Report the number of lines in these entries that contain "with". Write only the number.

═════ Extracted information ═════

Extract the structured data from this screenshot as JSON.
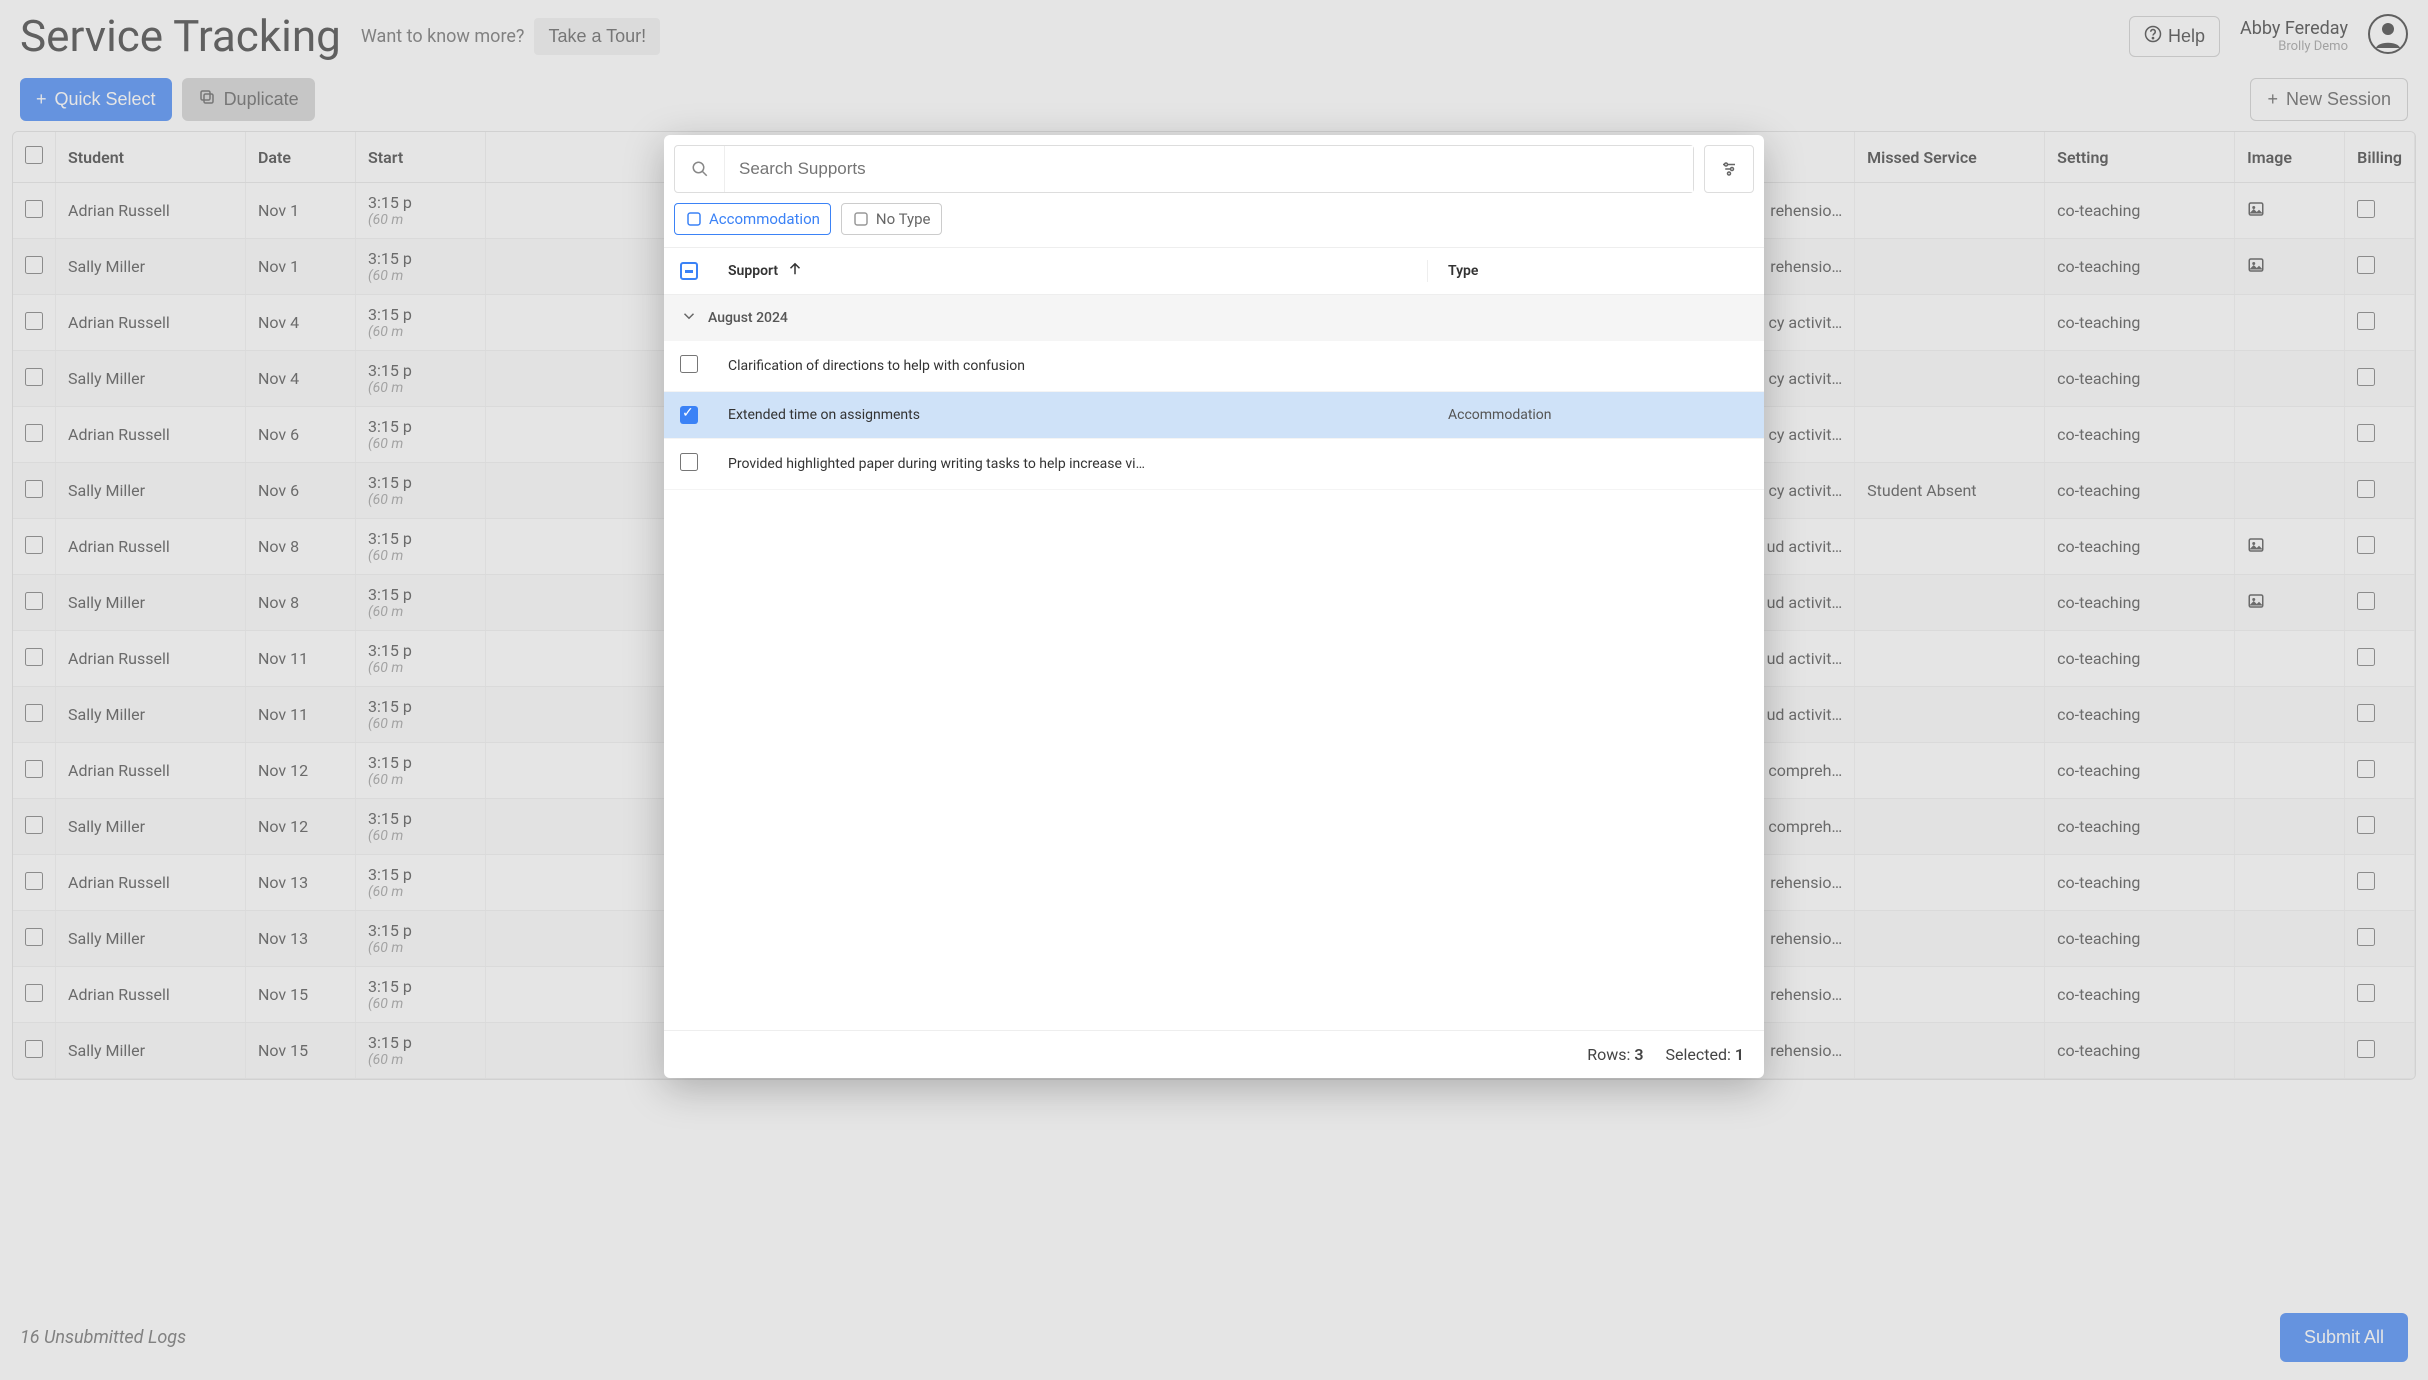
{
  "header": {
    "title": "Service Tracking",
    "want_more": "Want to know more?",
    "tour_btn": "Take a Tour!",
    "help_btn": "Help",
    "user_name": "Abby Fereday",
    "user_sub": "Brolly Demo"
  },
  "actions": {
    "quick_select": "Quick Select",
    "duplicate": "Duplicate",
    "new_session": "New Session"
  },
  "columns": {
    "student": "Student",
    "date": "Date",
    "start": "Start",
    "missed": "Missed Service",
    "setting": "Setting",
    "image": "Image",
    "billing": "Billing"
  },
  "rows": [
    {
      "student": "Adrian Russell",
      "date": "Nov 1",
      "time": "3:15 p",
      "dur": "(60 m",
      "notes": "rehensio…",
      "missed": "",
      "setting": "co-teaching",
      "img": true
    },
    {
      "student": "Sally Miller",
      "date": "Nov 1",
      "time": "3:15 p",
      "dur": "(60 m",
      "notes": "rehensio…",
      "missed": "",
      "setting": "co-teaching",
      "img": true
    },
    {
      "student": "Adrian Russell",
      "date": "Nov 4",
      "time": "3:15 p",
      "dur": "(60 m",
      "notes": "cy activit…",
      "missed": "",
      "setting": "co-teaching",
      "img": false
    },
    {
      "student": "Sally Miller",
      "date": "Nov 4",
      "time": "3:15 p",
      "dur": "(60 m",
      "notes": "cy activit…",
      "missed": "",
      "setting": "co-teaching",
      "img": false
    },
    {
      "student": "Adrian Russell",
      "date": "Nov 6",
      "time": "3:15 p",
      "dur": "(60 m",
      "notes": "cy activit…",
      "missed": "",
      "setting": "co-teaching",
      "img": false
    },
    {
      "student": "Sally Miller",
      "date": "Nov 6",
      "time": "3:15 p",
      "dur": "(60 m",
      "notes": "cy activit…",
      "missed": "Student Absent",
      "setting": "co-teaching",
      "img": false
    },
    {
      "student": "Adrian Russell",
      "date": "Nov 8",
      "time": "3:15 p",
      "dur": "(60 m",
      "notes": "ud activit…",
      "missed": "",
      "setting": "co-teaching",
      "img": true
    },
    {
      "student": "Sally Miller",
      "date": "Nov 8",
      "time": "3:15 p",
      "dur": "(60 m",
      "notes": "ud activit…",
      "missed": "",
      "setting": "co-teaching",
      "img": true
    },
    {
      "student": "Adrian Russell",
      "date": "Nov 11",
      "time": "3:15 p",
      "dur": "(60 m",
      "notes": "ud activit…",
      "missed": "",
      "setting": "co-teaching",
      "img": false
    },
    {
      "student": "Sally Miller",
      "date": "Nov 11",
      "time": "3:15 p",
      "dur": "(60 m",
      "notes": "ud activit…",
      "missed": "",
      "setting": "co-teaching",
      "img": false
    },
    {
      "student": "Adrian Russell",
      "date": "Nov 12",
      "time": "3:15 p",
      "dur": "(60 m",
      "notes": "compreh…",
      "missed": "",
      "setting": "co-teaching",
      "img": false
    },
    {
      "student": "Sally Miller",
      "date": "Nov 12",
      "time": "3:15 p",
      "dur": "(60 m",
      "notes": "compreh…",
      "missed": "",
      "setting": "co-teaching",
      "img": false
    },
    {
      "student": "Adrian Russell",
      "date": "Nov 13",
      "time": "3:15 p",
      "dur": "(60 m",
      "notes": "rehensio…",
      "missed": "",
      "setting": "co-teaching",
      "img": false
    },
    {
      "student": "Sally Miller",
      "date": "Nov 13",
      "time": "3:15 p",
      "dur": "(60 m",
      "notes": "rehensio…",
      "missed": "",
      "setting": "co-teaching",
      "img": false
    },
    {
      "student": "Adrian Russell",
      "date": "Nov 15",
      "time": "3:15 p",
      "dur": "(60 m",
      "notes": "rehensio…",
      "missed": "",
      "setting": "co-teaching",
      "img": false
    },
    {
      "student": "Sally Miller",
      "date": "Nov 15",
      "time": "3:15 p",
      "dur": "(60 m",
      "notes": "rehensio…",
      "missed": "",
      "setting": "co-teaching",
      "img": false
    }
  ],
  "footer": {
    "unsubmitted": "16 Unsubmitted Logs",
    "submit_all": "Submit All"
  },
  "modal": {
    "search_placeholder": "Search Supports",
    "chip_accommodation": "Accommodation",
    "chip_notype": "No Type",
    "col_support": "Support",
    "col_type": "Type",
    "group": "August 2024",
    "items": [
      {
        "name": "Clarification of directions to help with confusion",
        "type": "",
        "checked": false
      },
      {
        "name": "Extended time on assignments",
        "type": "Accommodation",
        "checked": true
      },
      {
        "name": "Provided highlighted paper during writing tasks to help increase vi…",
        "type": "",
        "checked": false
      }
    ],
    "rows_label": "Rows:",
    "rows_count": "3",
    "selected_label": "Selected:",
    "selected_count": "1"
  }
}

═════
═════ Extracted information ═════

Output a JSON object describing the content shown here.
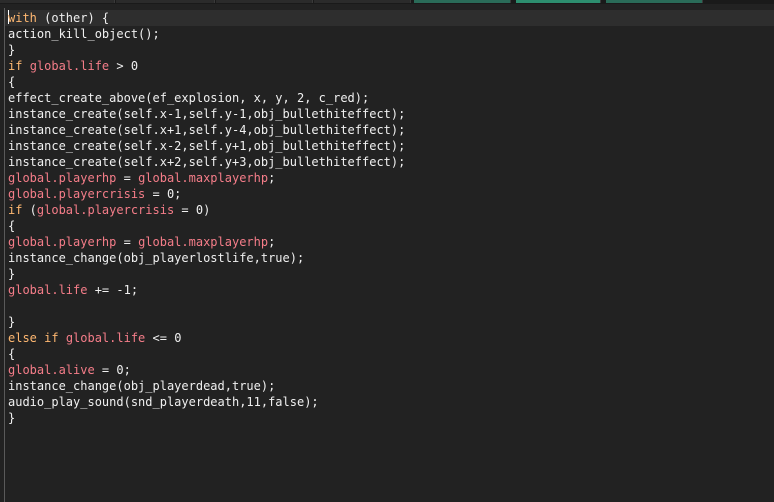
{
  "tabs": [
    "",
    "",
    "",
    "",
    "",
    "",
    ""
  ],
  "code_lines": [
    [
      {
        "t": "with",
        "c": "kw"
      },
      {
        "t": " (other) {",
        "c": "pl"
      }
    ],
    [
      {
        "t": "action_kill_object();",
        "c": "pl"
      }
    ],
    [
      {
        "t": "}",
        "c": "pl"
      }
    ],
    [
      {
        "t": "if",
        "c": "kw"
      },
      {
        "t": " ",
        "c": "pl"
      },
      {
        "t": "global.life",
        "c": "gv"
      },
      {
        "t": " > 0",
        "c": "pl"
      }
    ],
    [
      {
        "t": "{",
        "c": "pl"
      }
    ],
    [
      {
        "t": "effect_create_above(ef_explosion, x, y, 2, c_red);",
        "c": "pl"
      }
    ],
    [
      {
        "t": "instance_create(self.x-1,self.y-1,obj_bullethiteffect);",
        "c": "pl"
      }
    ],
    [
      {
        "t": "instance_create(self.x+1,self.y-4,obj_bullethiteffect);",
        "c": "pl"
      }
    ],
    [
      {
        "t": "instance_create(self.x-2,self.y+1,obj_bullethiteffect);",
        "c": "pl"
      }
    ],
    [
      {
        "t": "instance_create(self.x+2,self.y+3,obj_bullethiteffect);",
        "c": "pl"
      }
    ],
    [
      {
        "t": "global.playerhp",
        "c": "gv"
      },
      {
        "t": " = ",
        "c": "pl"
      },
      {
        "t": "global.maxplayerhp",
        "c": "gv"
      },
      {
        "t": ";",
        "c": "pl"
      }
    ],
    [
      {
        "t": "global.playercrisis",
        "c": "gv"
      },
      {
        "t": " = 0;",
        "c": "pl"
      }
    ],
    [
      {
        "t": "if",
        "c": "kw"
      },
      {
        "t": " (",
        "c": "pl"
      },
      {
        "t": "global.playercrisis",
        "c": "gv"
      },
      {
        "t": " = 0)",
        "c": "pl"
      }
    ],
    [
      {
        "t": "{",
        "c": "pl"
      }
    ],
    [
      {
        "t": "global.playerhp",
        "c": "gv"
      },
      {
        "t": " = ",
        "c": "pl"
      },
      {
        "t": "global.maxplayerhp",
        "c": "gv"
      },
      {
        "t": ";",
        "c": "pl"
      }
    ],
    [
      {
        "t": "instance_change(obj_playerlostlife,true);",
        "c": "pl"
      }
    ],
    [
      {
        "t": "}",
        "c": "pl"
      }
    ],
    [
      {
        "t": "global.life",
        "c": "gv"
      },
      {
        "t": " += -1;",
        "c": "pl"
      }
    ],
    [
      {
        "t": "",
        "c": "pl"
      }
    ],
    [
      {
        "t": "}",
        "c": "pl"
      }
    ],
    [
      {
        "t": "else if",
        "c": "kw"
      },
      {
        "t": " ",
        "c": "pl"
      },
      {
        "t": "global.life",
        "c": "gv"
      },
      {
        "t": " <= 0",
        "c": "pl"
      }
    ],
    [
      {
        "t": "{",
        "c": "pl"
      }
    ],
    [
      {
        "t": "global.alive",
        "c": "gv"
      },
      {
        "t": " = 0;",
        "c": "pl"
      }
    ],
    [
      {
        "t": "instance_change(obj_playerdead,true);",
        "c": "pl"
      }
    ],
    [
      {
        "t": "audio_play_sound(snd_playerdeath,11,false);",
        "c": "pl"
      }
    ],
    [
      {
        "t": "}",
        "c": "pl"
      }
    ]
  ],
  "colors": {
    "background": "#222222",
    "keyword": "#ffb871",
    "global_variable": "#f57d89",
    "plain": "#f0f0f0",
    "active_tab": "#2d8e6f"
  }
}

═════

» **Exercise solution**:
2